# start of Data provided

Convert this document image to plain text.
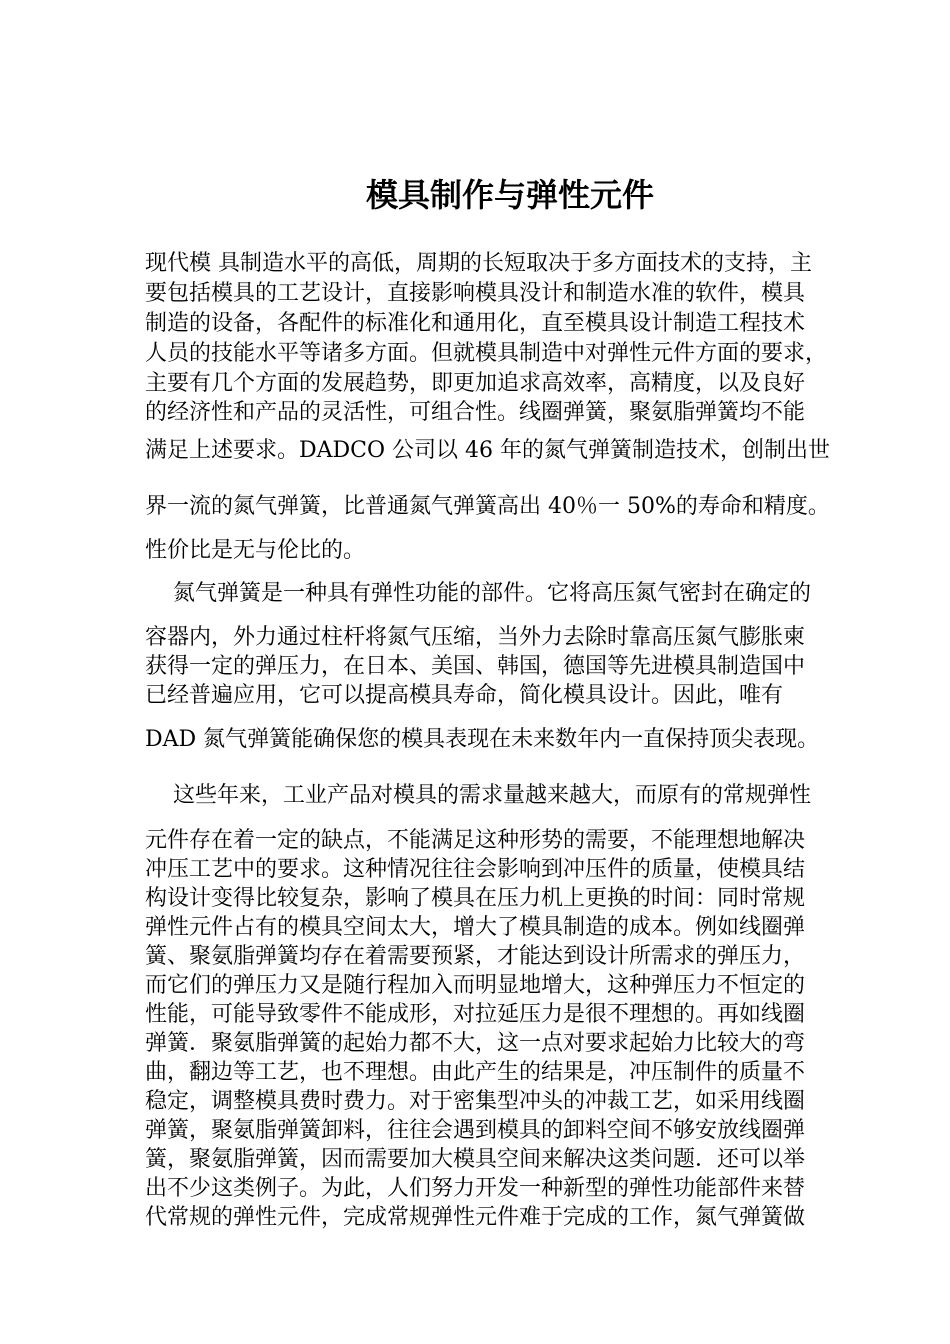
模具制作与弹性元件
现代模 具制造水平的高低，周期的长短取决于多方面技术的支持，主
要包括模具的工艺设计，直接影响模具没计和制造水准的软件，模具
制造的设备，各配件的标准化和通用化，直至模具设计制造工程技术
人员的技能水平等诸多方面。但就模具制造中对弹性元件方面的要求，
主要有几个方面的发展趋势，即更加追求高效率，高精度，以及良好
的经济性和产品的灵活性，可组合性。线圈弹簧，聚氨脂弹簧均不能
满足上述要求。DADCO 公司以 46 年的氮气弹簧制造技术，创制出世
界一流的氮气弹簧，比普通氮气弹簧高出 40％一 50%的寿命和精度。
性价比是无与伦比的。
氮气弹簧是一种具有弹性功能的部件。它将高压氮气密封在确定的
容器内，外力通过柱杆将氮气压缩，当外力去除时靠高压氮气膨胀柬
获得一定的弹压力，在日本、美国、韩国，德国等先进模具制造国中
已经普遍应用，它可以提高模具寿命，简化模具设计。因此，唯有
DAD 氮气弹簧能确保您的模具表现在未来数年内一直保持顶尖表现。
这些年来，工业产品对模具的需求量越来越大，而原有的常规弹性
元件存在着一定的缺点，不能满足这种形势的需要，不能理想地解决
冲压工艺中的要求。这种情况往往会影响到冲压件的质量，使模具结
构设计变得比较复杂，影响了模具在压力机上更换的时间：同时常规
弹性元件占有的模具空间太大，增大了模具制造的成本。例如线圈弹
簧、聚氨脂弹簧均存在着需要预紧，才能达到设计所需求的弹压力，
而它们的弹压力又是随行程加入而明显地增大，这种弹压力不恒定的
性能，可能导致零件不能成形，对拉延压力是很不理想的。再如线圈
弹簧．聚氨脂弹簧的起始力都不大，这一点对要求起始力比较大的弯
曲，翻边等工艺，也不理想。由此产生的结果是，冲压制件的质量不
稳定，调整模具费时费力。对于密集型冲头的冲裁工艺，如采用线圈
弹簧，聚氨脂弹簧卸料，往往会遇到模具的卸料空间不够安放线圈弹
簧，聚氨脂弹簧，因而需要加大模具空间来解决这类问题．还可以举
出不少这类例子。为此，人们努力开发一种新型的弹性功能部件来替
代常规的弹性元件，完成常规弹性元件难于完成的工作，氮气弹簧做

# end of Data provided

Images must not appear in the copy; reproduce everything else in the records verbatim.

Convert this document image to plain text.
模具制作与弹性元件
现代模 具制造水平的高低，周期的长短取决于多方面技术的支持，主
要包括模具的工艺设计，直接影响模具没计和制造水准的软件，模具
制造的设备，各配件的标准化和通用化，直至模具设计制造工程技术
人员的技能水平等诸多方面。但就模具制造中对弹性元件方面的要求，
主要有几个方面的发展趋势，即更加追求高效率，高精度，以及良好
的经济性和产品的灵活性，可组合性。线圈弹簧，聚氨脂弹簧均不能
满足上述要求。DADCO 公司以 46 年的氮气弹簧制造技术，创制出世
界一流的氮气弹簧，比普通氮气弹簧高出 40％一 50%的寿命和精度。
性价比是无与伦比的。
氮气弹簧是一种具有弹性功能的部件。它将高压氮气密封在确定的
容器内，外力通过柱杆将氮气压缩，当外力去除时靠高压氮气膨胀柬
获得一定的弹压力，在日本、美国、韩国，德国等先进模具制造国中
已经普遍应用，它可以提高模具寿命，简化模具设计。因此，唯有
DAD 氮气弹簧能确保您的模具表现在未来数年内一直保持顶尖表现。
这些年来，工业产品对模具的需求量越来越大，而原有的常规弹性
元件存在着一定的缺点，不能满足这种形势的需要，不能理想地解决
冲压工艺中的要求。这种情况往往会影响到冲压件的质量，使模具结
构设计变得比较复杂，影响了模具在压力机上更换的时间：同时常规
弹性元件占有的模具空间太大，增大了模具制造的成本。例如线圈弹
簧、聚氨脂弹簧均存在着需要预紧，才能达到设计所需求的弹压力，
而它们的弹压力又是随行程加入而明显地增大，这种弹压力不恒定的
性能，可能导致零件不能成形，对拉延压力是很不理想的。再如线圈
弹簧．聚氨脂弹簧的起始力都不大，这一点对要求起始力比较大的弯
曲，翻边等工艺，也不理想。由此产生的结果是，冲压制件的质量不
稳定，调整模具费时费力。对于密集型冲头的冲裁工艺，如采用线圈
弹簧，聚氨脂弹簧卸料，往往会遇到模具的卸料空间不够安放线圈弹
簧，聚氨脂弹簧，因而需要加大模具空间来解决这类问题．还可以举
出不少这类例子。为此，人们努力开发一种新型的弹性功能部件来替
代常规的弹性元件，完成常规弹性元件难于完成的工作，氮气弹簧做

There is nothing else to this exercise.